Exercise. All lines in the data that hold the word "residency" need copying.

Figure content listings
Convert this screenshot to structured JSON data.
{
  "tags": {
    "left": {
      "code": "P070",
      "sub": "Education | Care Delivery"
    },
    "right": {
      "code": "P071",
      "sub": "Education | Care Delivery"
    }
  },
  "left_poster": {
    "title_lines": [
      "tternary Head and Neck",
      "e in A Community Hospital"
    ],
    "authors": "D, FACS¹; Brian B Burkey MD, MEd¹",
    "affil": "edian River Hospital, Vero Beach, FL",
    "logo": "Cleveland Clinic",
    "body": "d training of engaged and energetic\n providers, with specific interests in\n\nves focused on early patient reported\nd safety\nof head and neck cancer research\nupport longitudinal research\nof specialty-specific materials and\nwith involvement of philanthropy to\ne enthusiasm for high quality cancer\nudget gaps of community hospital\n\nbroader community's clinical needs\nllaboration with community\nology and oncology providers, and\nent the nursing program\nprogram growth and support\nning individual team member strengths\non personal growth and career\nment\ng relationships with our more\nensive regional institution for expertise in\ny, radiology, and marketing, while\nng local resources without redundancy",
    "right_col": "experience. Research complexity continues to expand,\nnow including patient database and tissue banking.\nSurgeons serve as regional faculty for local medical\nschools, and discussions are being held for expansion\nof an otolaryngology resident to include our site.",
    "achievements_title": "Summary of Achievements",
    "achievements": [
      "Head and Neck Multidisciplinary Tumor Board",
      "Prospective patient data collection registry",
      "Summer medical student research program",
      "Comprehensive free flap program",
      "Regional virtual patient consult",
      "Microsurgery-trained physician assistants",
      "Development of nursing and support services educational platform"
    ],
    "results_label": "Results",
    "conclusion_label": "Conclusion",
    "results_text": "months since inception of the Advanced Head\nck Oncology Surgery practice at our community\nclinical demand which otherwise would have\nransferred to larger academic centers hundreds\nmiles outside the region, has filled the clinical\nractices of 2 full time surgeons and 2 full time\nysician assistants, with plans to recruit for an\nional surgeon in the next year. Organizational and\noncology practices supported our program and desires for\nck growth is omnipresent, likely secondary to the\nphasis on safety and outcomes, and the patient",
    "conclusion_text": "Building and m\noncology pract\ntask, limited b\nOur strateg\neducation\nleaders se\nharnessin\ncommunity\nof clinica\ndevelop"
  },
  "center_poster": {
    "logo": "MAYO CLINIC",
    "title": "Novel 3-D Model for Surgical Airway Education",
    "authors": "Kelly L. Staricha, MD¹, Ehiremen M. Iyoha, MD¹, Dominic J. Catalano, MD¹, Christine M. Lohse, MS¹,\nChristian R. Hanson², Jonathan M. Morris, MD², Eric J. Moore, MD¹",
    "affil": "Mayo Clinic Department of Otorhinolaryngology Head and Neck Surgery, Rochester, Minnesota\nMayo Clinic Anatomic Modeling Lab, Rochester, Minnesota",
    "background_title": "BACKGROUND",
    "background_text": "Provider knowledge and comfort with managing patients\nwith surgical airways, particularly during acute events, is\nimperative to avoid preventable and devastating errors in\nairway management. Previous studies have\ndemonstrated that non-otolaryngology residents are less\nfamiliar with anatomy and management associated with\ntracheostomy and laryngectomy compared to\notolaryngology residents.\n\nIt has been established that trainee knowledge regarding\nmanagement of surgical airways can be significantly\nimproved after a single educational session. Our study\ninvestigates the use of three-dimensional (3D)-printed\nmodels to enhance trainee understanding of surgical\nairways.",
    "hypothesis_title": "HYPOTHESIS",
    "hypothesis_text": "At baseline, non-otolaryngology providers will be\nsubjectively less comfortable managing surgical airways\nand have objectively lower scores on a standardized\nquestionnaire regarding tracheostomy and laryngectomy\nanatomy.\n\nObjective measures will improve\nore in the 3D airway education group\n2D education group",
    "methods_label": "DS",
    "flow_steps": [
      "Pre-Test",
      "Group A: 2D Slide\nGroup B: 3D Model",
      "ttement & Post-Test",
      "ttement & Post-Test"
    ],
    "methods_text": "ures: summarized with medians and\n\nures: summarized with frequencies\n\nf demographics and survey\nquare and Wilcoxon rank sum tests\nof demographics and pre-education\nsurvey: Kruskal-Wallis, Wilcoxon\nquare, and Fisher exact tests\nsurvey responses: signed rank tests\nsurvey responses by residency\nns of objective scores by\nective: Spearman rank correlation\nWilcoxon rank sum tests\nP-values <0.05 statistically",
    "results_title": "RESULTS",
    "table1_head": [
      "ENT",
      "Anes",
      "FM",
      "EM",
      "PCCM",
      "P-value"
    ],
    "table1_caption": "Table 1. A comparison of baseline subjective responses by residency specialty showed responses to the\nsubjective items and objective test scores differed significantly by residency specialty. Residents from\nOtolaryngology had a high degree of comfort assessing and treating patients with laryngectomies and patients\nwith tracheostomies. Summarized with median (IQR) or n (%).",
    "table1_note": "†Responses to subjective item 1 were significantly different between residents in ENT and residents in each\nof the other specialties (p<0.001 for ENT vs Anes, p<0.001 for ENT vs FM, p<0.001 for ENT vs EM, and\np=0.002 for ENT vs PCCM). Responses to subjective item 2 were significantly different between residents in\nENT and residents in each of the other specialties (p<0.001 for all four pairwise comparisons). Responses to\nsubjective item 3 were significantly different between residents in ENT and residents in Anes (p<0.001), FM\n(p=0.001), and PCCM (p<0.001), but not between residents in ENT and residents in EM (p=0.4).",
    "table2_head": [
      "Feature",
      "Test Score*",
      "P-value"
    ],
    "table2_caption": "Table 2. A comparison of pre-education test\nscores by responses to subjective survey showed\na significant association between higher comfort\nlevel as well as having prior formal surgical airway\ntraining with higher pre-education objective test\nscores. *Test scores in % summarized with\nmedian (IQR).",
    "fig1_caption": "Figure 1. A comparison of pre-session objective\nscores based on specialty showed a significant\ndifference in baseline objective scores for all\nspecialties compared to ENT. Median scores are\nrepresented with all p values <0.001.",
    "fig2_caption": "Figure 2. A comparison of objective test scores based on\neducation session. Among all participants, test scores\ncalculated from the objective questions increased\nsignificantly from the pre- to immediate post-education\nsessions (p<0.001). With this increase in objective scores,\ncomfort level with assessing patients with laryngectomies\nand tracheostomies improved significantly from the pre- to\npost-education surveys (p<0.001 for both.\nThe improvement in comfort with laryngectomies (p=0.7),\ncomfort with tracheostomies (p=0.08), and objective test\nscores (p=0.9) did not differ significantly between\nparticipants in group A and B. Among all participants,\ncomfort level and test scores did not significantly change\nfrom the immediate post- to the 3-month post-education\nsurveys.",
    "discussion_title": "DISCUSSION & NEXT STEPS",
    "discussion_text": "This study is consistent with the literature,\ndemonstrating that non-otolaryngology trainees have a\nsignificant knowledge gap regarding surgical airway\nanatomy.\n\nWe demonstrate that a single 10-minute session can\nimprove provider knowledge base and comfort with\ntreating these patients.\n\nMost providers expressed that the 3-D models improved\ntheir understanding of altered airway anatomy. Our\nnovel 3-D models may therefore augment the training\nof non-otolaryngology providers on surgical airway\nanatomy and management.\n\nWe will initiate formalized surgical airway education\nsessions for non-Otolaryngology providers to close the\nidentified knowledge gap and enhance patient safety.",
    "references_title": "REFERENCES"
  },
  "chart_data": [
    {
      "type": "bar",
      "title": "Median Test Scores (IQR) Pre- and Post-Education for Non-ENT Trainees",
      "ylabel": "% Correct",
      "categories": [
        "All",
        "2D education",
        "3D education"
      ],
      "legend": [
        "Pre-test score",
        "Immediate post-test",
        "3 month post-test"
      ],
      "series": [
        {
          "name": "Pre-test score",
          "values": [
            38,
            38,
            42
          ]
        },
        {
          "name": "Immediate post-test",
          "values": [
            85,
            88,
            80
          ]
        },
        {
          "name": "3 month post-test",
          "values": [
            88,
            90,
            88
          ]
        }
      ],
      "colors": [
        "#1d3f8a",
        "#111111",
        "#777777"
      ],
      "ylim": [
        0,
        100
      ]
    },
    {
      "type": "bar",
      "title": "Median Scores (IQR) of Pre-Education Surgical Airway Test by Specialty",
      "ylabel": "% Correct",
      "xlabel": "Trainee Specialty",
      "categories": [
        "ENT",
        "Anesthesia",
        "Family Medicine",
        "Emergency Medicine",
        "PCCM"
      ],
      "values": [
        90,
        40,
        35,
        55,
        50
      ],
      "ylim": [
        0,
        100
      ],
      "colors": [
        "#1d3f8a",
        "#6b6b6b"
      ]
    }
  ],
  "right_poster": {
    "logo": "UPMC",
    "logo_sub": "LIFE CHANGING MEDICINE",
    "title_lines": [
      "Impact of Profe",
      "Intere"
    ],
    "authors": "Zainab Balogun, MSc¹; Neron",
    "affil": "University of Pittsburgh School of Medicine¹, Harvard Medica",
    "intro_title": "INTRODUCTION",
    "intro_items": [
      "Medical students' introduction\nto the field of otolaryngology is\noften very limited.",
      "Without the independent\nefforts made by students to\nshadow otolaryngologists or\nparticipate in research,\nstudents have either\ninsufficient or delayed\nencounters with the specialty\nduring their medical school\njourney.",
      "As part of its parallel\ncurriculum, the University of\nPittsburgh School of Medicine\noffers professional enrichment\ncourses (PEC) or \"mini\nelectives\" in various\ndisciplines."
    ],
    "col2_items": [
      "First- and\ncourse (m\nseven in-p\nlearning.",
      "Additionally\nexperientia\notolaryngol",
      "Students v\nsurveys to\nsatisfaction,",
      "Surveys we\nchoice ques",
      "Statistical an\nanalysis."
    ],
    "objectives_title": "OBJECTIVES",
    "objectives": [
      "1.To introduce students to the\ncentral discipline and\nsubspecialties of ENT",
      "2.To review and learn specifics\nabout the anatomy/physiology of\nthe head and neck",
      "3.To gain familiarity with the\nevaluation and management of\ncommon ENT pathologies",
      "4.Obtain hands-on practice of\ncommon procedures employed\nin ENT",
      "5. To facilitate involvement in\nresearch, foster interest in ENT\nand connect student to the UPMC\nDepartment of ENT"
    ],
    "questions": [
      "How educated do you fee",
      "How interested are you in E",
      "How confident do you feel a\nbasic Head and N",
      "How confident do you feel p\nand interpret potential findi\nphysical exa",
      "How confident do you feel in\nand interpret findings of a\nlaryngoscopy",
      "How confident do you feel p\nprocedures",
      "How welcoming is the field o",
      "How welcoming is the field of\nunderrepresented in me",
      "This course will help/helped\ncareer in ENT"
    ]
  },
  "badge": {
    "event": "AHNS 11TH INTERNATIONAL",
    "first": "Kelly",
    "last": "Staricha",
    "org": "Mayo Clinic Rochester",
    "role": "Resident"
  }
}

Result of this task.
    "methods_text": "ures: summarized with medians and\n\nures: summarized with frequencies\n\nf demographics and survey\nquare and Wilcoxon rank sum tests\nof demographics and pre-education\nsurvey: Kruskal-Wallis, Wilcoxon\nquare, and Fisher exact tests\nsurvey responses: signed rank tests\nsurvey responses by residency\nns of objective scores by\nective: Spearman rank correlation\nWilcoxon rank sum tests\nP-values <0.05 statistically",
    "table1_caption": "Table 1. A comparison of baseline subjective responses by residency specialty showed responses to the\nsubjective items and objective test scores differed significantly by residency specialty. Residents from\nOtolaryngology had a high degree of comfort assessing and treating patients with laryngectomies and patients\nwith tracheostomies. Summarized with median (IQR) or n (%).",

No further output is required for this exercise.